Problem requirements:
Repeat every entry in the listing below, exactly.

Data extract:

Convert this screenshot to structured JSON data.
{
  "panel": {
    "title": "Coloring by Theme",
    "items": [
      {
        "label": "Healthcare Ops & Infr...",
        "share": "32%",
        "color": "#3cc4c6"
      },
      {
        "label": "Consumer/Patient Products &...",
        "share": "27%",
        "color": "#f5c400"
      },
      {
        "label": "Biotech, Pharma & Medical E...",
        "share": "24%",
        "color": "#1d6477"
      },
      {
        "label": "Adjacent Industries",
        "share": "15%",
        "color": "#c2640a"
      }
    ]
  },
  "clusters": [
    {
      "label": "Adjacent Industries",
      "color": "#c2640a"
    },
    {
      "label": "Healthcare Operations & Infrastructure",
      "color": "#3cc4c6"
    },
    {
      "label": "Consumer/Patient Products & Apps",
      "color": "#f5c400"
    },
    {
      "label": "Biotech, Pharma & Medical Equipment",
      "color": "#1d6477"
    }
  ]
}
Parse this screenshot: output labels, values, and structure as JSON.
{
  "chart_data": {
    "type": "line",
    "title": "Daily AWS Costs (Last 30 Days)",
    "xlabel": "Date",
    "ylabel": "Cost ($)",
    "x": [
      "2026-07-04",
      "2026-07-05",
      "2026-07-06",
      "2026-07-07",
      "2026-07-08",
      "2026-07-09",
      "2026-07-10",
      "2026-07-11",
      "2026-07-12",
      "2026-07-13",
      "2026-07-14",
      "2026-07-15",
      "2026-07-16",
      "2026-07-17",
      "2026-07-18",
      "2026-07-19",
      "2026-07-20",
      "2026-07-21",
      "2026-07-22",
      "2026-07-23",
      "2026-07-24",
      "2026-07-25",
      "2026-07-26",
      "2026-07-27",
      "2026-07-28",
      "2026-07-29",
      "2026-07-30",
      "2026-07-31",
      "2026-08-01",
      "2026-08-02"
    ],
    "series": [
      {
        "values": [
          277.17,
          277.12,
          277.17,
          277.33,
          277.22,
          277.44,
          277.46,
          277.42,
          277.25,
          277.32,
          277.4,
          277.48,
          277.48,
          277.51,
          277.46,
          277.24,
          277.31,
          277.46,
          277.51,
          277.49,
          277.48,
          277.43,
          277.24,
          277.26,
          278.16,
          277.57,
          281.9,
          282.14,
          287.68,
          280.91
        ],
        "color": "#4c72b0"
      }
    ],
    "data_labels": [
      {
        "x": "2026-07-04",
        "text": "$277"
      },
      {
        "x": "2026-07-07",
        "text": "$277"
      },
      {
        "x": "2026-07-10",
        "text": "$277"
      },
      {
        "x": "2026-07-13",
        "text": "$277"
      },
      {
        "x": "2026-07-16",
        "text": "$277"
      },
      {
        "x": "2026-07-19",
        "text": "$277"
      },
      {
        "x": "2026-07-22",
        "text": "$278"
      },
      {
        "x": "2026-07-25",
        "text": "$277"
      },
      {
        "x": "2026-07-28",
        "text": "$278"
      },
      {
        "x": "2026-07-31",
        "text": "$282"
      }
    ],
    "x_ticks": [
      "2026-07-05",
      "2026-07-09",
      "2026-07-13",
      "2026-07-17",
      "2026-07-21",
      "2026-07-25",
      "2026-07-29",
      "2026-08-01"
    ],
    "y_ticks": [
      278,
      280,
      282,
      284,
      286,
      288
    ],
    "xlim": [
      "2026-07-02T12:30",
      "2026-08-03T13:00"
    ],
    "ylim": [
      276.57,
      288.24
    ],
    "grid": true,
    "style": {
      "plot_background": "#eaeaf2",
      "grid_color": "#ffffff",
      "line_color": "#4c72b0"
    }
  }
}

Output of the task:
Convert this screenshot to structured JSON data.
{
  "panel": {
    "title": "Coloring by Theme",
    "items": [
      {
        "label": "Healthcare Ops & Infr...",
        "share": "32%",
        "color": "#3cc4c6"
      },
      {
        "label": "Consumer/Patient Products &...",
        "share": "27%",
        "color": "#f5c400"
      },
      {
        "label": "Biotech, Pharma & Medical E...",
        "share": "24%",
        "color": "#1d6477"
      },
      {
        "label": "Adjacent Industries",
        "share": "15%",
        "color": "#c2640a"
      }
    ]
  },
  "clusters": [
    {
      "label": "Adjacent Industries",
      "color": "#c2640a"
    },
    {
      "label": "Healthcare Operations & Infrastructure",
      "color": "#3cc4c6"
    },
    {
      "label": "Consumer/Patient Products & Apps",
      "color": "#f5c400"
    },
    {
      "label": "Biotech, Pharma & Medical Equipment",
      "color": "#1d6477"
    }
  ]
}
Parse this screenshot: output labels, values, and structure as JSON.
{
  "chart_data": {
    "type": "line",
    "title": "Daily AWS Costs (Last 30 Days)",
    "xlabel": "Date",
    "ylabel": "Cost ($)",
    "x": [
      "2026-07-04",
      "2026-07-05",
      "2026-07-06",
      "2026-07-07",
      "2026-07-08",
      "2026-07-09",
      "2026-07-10",
      "2026-07-11",
      "2026-07-12",
      "2026-07-13",
      "2026-07-14",
      "2026-07-15",
      "2026-07-16",
      "2026-07-17",
      "2026-07-18",
      "2026-07-19",
      "2026-07-20",
      "2026-07-21",
      "2026-07-22",
      "2026-07-23",
      "2026-07-24",
      "2026-07-25",
      "2026-07-26",
      "2026-07-27",
      "2026-07-28",
      "2026-07-29",
      "2026-07-30",
      "2026-07-31",
      "2026-08-01",
      "2026-08-02"
    ],
    "series": [
      {
        "values": [
          277.17,
          277.12,
          277.17,
          277.33,
          277.22,
          277.44,
          277.46,
          277.42,
          277.25,
          277.32,
          277.4,
          277.48,
          277.48,
          277.51,
          277.46,
          277.24,
          277.31,
          277.46,
          277.51,
          277.49,
          277.48,
          277.43,
          277.24,
          277.26,
          278.16,
          277.57,
          281.9,
          282.14,
          287.68,
          280.91
        ],
        "color": "#4c72b0"
      }
    ],
    "data_labels": [
      {
        "x": "2026-07-04",
        "text": "$277"
      },
      {
        "x": "2026-07-07",
        "text": "$277"
      },
      {
        "x": "2026-07-10",
        "text": "$277"
      },
      {
        "x": "2026-07-13",
        "text": "$277"
      },
      {
        "x": "2026-07-16",
        "text": "$277"
      },
      {
        "x": "2026-07-19",
        "text": "$277"
      },
      {
        "x": "2026-07-22",
        "text": "$278"
      },
      {
        "x": "2026-07-25",
        "text": "$277"
      },
      {
        "x": "2026-07-28",
        "text": "$278"
      },
      {
        "x": "2026-07-31",
        "text": "$282"
      }
    ],
    "x_ticks": [
      "2026-07-05",
      "2026-07-09",
      "2026-07-13",
      "2026-07-17",
      "2026-07-21",
      "2026-07-25",
      "2026-07-29",
      "2026-08-01"
    ],
    "y_ticks": [
      278,
      280,
      282,
      284,
      286,
      288
    ],
    "xlim": [
      "2026-07-02T12:30",
      "2026-08-03T13:00"
    ],
    "ylim": [
      276.57,
      288.24
    ],
    "grid": true,
    "style": {
      "plot_background": "#eaeaf2",
      "grid_color": "#ffffff",
      "line_color": "#4c72b0"
    }
  }
}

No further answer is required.